**WHAT IS ASKED:**
Copy out the data below line for line, leaving every character unchanged.

**INFORMATION PROVIDED:**

====

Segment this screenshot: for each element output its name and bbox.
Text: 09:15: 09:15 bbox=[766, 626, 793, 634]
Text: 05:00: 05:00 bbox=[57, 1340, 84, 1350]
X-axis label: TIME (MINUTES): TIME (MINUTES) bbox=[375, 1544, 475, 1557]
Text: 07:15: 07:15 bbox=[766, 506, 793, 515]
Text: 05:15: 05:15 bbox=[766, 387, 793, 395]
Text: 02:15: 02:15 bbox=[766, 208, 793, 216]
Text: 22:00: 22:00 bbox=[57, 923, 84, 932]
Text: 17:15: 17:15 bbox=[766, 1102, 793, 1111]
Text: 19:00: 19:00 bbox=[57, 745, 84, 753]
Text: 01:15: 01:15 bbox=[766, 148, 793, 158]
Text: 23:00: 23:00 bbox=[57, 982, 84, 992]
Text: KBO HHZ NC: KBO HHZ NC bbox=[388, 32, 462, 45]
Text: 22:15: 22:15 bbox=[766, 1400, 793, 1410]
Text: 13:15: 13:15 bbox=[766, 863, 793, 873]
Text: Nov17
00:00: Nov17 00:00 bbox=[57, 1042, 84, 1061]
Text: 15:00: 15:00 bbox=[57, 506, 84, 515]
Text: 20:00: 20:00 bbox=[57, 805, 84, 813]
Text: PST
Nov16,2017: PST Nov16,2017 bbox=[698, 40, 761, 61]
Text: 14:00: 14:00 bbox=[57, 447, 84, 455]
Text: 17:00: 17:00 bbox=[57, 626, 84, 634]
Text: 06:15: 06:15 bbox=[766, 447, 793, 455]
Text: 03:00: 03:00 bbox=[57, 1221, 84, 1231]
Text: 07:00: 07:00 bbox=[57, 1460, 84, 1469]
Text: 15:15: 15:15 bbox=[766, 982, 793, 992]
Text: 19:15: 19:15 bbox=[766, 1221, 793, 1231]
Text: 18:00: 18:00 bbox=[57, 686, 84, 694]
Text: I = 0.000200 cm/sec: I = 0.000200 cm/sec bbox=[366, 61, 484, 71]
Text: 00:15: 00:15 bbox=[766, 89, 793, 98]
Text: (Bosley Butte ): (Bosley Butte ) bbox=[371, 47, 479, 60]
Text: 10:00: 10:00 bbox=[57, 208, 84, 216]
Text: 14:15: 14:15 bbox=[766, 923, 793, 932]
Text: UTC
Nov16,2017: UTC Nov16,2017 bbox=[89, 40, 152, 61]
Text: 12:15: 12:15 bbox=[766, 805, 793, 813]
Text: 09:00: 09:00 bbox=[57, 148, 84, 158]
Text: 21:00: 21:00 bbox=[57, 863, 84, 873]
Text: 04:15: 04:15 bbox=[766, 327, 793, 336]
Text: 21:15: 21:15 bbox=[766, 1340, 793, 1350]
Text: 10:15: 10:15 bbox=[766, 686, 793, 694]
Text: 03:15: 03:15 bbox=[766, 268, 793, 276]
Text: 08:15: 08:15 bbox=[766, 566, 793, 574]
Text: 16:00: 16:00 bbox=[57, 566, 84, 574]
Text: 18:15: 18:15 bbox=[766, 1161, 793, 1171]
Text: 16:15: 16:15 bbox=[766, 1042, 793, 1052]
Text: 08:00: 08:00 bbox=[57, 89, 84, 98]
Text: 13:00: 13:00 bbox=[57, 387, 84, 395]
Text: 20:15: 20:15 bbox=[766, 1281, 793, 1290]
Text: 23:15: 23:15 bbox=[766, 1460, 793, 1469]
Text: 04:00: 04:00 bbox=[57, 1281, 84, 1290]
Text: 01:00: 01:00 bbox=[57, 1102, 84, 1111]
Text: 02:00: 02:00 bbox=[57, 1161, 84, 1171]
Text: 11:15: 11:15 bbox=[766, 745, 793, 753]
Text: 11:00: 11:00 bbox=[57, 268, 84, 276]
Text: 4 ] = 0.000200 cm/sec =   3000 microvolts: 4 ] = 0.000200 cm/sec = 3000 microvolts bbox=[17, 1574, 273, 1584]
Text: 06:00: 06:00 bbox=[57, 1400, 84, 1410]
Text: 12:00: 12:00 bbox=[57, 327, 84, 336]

====

**PROBLEM SOLUTION:**
Segment this screenshot: for each element output its name and bbox.
Text: 09:15: 09:15 bbox=[766, 626, 793, 634]
Text: 05:00: 05:00 bbox=[57, 1340, 84, 1350]
X-axis label: TIME (MINUTES): TIME (MINUTES) bbox=[375, 1544, 475, 1557]
Text: 07:15: 07:15 bbox=[766, 506, 793, 515]
Text: 05:15: 05:15 bbox=[766, 387, 793, 395]
Text: 02:15: 02:15 bbox=[766, 208, 793, 216]
Text: 22:00: 22:00 bbox=[57, 923, 84, 932]
Text: 17:15: 17:15 bbox=[766, 1102, 793, 1111]
Text: 19:00: 19:00 bbox=[57, 745, 84, 753]
Text: 01:15: 01:15 bbox=[766, 148, 793, 158]
Text: 23:00: 23:00 bbox=[57, 982, 84, 992]
Text: KBO HHZ NC: KBO HHZ NC bbox=[388, 32, 462, 45]
Text: 22:15: 22:15 bbox=[766, 1400, 793, 1410]
Text: 13:15: 13:15 bbox=[766, 863, 793, 873]
Text: Nov17
00:00: Nov17 00:00 bbox=[57, 1042, 84, 1061]
Text: 15:00: 15:00 bbox=[57, 506, 84, 515]
Text: 20:00: 20:00 bbox=[57, 805, 84, 813]
Text: PST
Nov16,2017: PST Nov16,2017 bbox=[698, 40, 761, 61]
Text: 14:00: 14:00 bbox=[57, 447, 84, 455]
Text: 17:00: 17:00 bbox=[57, 626, 84, 634]
Text: 06:15: 06:15 bbox=[766, 447, 793, 455]
Text: 03:00: 03:00 bbox=[57, 1221, 84, 1231]
Text: 07:00: 07:00 bbox=[57, 1460, 84, 1469]
Text: 15:15: 15:15 bbox=[766, 982, 793, 992]
Text: 19:15: 19:15 bbox=[766, 1221, 793, 1231]
Text: 18:00: 18:00 bbox=[57, 686, 84, 694]
Text: I = 0.000200 cm/sec: I = 0.000200 cm/sec bbox=[366, 61, 484, 71]
Text: 00:15: 00:15 bbox=[766, 89, 793, 98]
Text: (Bosley Butte ): (Bosley Butte ) bbox=[371, 47, 479, 60]
Text: 10:00: 10:00 bbox=[57, 208, 84, 216]
Text: 14:15: 14:15 bbox=[766, 923, 793, 932]
Text: UTC
Nov16,2017: UTC Nov16,2017 bbox=[89, 40, 152, 61]
Text: 12:15: 12:15 bbox=[766, 805, 793, 813]
Text: 09:00: 09:00 bbox=[57, 148, 84, 158]
Text: 21:00: 21:00 bbox=[57, 863, 84, 873]
Text: 04:15: 04:15 bbox=[766, 327, 793, 336]
Text: 21:15: 21:15 bbox=[766, 1340, 793, 1350]
Text: 10:15: 10:15 bbox=[766, 686, 793, 694]
Text: 03:15: 03:15 bbox=[766, 268, 793, 276]
Text: 08:15: 08:15 bbox=[766, 566, 793, 574]
Text: 16:00: 16:00 bbox=[57, 566, 84, 574]
Text: 18:15: 18:15 bbox=[766, 1161, 793, 1171]
Text: 16:15: 16:15 bbox=[766, 1042, 793, 1052]
Text: 08:00: 08:00 bbox=[57, 89, 84, 98]
Text: 13:00: 13:00 bbox=[57, 387, 84, 395]
Text: 20:15: 20:15 bbox=[766, 1281, 793, 1290]
Text: 23:15: 23:15 bbox=[766, 1460, 793, 1469]
Text: 04:00: 04:00 bbox=[57, 1281, 84, 1290]
Text: 01:00: 01:00 bbox=[57, 1102, 84, 1111]
Text: 02:00: 02:00 bbox=[57, 1161, 84, 1171]
Text: 11:15: 11:15 bbox=[766, 745, 793, 753]
Text: 11:00: 11:00 bbox=[57, 268, 84, 276]
Text: 4 ] = 0.000200 cm/sec =   3000 microvolts: 4 ] = 0.000200 cm/sec = 3000 microvolts bbox=[17, 1574, 273, 1584]
Text: 06:00: 06:00 bbox=[57, 1400, 84, 1410]
Text: 12:00: 12:00 bbox=[57, 327, 84, 336]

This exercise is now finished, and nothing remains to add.